**Exercise requirements**. Each record below should appear again exactly as written.

**Supplied records**.
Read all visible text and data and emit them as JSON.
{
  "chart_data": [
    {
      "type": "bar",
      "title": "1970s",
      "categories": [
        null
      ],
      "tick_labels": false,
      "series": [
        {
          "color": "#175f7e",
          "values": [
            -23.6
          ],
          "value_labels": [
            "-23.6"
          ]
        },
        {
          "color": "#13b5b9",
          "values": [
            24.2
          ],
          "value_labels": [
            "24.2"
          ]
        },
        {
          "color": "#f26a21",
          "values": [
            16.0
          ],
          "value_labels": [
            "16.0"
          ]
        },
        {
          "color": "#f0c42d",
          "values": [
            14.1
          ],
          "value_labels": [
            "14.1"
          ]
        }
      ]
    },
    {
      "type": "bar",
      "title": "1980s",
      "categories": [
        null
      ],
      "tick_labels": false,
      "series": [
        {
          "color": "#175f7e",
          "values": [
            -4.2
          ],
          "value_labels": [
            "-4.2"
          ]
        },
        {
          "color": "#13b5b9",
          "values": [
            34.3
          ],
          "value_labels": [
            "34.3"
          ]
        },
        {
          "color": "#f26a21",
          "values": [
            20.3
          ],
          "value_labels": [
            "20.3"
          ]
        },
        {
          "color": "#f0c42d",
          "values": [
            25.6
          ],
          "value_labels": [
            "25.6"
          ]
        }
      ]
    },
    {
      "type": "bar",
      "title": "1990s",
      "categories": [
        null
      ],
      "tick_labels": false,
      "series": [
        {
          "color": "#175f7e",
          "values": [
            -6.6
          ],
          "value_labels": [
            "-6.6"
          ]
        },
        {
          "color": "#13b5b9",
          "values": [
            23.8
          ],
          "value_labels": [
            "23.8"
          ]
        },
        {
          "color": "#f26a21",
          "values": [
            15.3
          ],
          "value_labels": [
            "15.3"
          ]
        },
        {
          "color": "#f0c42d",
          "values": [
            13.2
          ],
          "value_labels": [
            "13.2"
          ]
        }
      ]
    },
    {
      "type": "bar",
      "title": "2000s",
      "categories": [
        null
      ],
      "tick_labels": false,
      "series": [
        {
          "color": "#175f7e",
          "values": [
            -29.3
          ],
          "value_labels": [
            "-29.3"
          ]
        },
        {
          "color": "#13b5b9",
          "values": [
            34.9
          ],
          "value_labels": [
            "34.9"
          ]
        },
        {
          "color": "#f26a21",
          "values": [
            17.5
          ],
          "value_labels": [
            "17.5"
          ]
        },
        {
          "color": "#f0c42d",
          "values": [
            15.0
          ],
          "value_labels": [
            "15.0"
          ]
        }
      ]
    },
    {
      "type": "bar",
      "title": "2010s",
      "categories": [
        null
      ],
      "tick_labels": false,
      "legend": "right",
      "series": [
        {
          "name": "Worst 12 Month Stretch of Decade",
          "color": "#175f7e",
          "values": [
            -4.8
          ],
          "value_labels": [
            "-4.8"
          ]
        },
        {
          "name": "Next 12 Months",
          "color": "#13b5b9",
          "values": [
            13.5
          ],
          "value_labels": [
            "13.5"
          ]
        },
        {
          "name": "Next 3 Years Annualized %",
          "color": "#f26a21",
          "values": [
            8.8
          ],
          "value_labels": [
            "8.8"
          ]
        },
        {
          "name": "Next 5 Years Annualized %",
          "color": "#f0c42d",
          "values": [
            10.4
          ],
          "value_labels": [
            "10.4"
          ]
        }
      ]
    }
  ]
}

**Problem solution**.
Read all visible text and data and emit them as JSON.
{
  "chart_data": [
    {
      "type": "bar",
      "title": "1970s",
      "categories": [
        null
      ],
      "tick_labels": false,
      "series": [
        {
          "color": "#175f7e",
          "values": [
            -23.6
          ],
          "value_labels": [
            "-23.6"
          ]
        },
        {
          "color": "#13b5b9",
          "values": [
            24.2
          ],
          "value_labels": [
            "24.2"
          ]
        },
        {
          "color": "#f26a21",
          "values": [
            16.0
          ],
          "value_labels": [
            "16.0"
          ]
        },
        {
          "color": "#f0c42d",
          "values": [
            14.1
          ],
          "value_labels": [
            "14.1"
          ]
        }
      ]
    },
    {
      "type": "bar",
      "title": "1980s",
      "categories": [
        null
      ],
      "tick_labels": false,
      "series": [
        {
          "color": "#175f7e",
          "values": [
            -4.2
          ],
          "value_labels": [
            "-4.2"
          ]
        },
        {
          "color": "#13b5b9",
          "values": [
            34.3
          ],
          "value_labels": [
            "34.3"
          ]
        },
        {
          "color": "#f26a21",
          "values": [
            20.3
          ],
          "value_labels": [
            "20.3"
          ]
        },
        {
          "color": "#f0c42d",
          "values": [
            25.6
          ],
          "value_labels": [
            "25.6"
          ]
        }
      ]
    },
    {
      "type": "bar",
      "title": "1990s",
      "categories": [
        null
      ],
      "tick_labels": false,
      "series": [
        {
          "color": "#175f7e",
          "values": [
            -6.6
          ],
          "value_labels": [
            "-6.6"
          ]
        },
        {
          "color": "#13b5b9",
          "values": [
            23.8
          ],
          "value_labels": [
            "23.8"
          ]
        },
        {
          "color": "#f26a21",
          "values": [
            15.3
          ],
          "value_labels": [
            "15.3"
          ]
        },
        {
          "color": "#f0c42d",
          "values": [
            13.2
          ],
          "value_labels": [
            "13.2"
          ]
        }
      ]
    },
    {
      "type": "bar",
      "title": "2000s",
      "categories": [
        null
      ],
      "tick_labels": false,
      "series": [
        {
          "color": "#175f7e",
          "values": [
            -29.3
          ],
          "value_labels": [
            "-29.3"
          ]
        },
        {
          "color": "#13b5b9",
          "values": [
            34.9
          ],
          "value_labels": [
            "34.9"
          ]
        },
        {
          "color": "#f26a21",
          "values": [
            17.5
          ],
          "value_labels": [
            "17.5"
          ]
        },
        {
          "color": "#f0c42d",
          "values": [
            15.0
          ],
          "value_labels": [
            "15.0"
          ]
        }
      ]
    },
    {
      "type": "bar",
      "title": "2010s",
      "categories": [
        null
      ],
      "tick_labels": false,
      "legend": "right",
      "series": [
        {
          "name": "Worst 12 Month Stretch of Decade",
          "color": "#175f7e",
          "values": [
            -4.8
          ],
          "value_labels": [
            "-4.8"
          ]
        },
        {
          "name": "Next 12 Months",
          "color": "#13b5b9",
          "values": [
            13.5
          ],
          "value_labels": [
            "13.5"
          ]
        },
        {
          "name": "Next 3 Years Annualized %",
          "color": "#f26a21",
          "values": [
            8.8
          ],
          "value_labels": [
            "8.8"
          ]
        },
        {
          "name": "Next 5 Years Annualized %",
          "color": "#f0c42d",
          "values": [
            10.4
          ],
          "value_labels": [
            "10.4"
          ]
        }
      ]
    }
  ]
}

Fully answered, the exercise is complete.